AIM:
Output solely the number of lines containing the string "label".

DATA LISTING:
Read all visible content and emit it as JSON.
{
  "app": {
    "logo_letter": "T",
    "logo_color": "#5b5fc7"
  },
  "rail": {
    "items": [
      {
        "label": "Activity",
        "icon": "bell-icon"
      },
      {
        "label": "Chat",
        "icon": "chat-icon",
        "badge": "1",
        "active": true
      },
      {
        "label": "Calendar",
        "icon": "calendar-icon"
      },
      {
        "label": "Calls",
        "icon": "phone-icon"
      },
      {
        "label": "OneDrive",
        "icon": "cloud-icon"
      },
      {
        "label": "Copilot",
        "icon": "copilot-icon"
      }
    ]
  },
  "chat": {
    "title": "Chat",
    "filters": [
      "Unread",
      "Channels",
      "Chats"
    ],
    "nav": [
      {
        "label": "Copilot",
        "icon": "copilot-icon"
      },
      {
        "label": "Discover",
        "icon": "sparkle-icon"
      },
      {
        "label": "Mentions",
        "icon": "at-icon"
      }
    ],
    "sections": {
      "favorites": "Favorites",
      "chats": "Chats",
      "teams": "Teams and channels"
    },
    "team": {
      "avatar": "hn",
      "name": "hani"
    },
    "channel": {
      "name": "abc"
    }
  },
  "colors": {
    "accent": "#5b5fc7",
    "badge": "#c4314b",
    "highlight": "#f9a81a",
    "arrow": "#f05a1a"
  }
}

SOLUTION TO THE PROBLEM:
9